• TEXT EXCERPT
News 12 at 6 o'clock / Saturday, April 27, 2013
AUGUSTA (WRDW) -- There was excitement, and a lot of it, at a meeting of the Medical College of Georgia Foundation on Saturday afternoon.
"This Foundation of the Medical College of Georgia will be in receipt of an amount totaling $66 million," announced Dr. Cecil F. Whitaker, followed by gasps of surprise and thunderous applause.
Members of the foundation voted unanimously to approve the largest donation ever to the college.
"Oh, I think it's a game-changer for the Medical College of Georgia," said Dr. Jim Osborne, president and CEO of the foundation.
He says, based on his research, the $66 million donation is also possibly the largest donation to a public college in Georgia.
In his will, the late Dr. J. "Harold" Harrison, a 1948 MCG graduate, leaves $66 million dollars to his alma mater.
"He made a comment that he always appreciated the Medical College of Georgia because it took a country boy and made a doctor out of him," Osborne said.
However, the gift, called the Harrison Fellowship Endowment Fund, won't go to construction of new buildings; it'll go straight to students and faculty.
That's good news for pre-med Georgia Regents University student Amber Colquitt.

• EXERCISE DIRECTIONS
Continue the news report on the $66 million bequest to the Medical College of Georgia, starting after its last sentence.

• INPUT DATA
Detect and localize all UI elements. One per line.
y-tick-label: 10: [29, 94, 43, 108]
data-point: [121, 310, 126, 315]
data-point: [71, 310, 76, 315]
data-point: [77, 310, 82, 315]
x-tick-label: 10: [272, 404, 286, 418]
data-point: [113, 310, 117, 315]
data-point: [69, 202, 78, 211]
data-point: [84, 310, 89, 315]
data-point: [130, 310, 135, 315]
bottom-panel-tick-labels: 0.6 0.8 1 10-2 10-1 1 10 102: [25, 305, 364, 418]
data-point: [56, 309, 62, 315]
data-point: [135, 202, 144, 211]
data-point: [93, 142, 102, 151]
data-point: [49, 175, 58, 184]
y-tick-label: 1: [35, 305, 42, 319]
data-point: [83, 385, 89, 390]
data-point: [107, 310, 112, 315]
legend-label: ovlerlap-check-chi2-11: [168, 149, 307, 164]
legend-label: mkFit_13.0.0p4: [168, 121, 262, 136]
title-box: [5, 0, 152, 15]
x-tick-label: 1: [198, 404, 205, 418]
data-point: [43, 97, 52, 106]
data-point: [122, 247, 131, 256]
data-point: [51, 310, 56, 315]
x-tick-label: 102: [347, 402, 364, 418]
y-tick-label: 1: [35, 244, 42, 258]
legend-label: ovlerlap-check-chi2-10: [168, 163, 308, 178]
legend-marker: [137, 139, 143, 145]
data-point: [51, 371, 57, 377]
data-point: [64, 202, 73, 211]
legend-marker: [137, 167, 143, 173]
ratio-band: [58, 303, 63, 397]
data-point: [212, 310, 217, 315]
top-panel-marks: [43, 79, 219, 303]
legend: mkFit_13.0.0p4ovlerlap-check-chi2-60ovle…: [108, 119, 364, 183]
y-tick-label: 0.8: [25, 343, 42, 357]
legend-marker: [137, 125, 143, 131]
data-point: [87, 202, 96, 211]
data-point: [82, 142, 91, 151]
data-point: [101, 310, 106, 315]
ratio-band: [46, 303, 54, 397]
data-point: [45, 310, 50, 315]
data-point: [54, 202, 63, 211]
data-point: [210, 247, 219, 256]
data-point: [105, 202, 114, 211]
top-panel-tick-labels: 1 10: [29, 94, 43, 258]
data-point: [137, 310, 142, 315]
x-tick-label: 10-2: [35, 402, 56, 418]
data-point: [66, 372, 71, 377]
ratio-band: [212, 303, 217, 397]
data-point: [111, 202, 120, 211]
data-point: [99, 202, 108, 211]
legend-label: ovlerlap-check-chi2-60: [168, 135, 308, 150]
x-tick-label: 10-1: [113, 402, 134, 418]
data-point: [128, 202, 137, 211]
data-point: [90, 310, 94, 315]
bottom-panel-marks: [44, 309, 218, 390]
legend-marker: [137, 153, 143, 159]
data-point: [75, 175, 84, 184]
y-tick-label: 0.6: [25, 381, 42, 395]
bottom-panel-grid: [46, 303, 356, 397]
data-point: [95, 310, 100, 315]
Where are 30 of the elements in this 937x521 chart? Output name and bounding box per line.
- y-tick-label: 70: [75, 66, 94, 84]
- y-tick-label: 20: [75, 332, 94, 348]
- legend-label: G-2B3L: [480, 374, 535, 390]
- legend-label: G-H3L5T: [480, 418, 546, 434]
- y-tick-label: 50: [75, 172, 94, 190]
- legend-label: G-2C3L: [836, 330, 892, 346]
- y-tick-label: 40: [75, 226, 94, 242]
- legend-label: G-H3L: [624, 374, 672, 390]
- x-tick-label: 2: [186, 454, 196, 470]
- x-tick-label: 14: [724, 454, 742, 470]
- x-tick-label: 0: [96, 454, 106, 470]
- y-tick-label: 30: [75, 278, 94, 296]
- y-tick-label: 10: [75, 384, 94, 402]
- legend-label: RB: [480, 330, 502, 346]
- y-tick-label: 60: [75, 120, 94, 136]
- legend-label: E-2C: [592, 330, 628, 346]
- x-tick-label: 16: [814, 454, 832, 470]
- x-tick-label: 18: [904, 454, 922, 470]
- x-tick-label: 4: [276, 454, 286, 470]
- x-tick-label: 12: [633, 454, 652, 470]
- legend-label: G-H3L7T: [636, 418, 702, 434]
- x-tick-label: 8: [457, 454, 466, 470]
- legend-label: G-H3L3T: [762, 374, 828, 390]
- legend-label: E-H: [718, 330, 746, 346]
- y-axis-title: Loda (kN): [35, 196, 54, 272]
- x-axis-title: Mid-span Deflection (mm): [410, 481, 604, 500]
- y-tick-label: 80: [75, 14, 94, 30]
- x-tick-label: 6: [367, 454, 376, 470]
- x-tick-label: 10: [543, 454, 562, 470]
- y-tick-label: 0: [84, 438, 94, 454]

• EXERCISE RESULT
"Personally, myself, that's how I pay for college and pay for all my books is through scholarships. I receive several. I receive about four scholarships," she said.
The donation will also be used to recruit more endowed professors, or chairs, which is probably the most important recruiting tool there is.
"We are so, so blessed to have these amazingly talented and educated professors to work under and be our mentors," Colquitt said.
Osborne says this announcement is nothing short of a transformation for this institution.
"People that we want to stay in Georgia who are from Georgia who may go to an Ivy League school might want to come here now because we can give them scholarships," he said.
Harrison is a graduate of both the University of Georgia and MCG. He's originally from the town of Kite in Johnson County, Ga. At a young age, only 11 years after he graduated, he established the nation's first vascular training program in Atlanta. When he retired more recently, he went back to the farm as a cattle rancher in Jefferson County. He donated another $10 million back in 2010 to build an Education Commons Building at GRU. He died on June 2, 2012.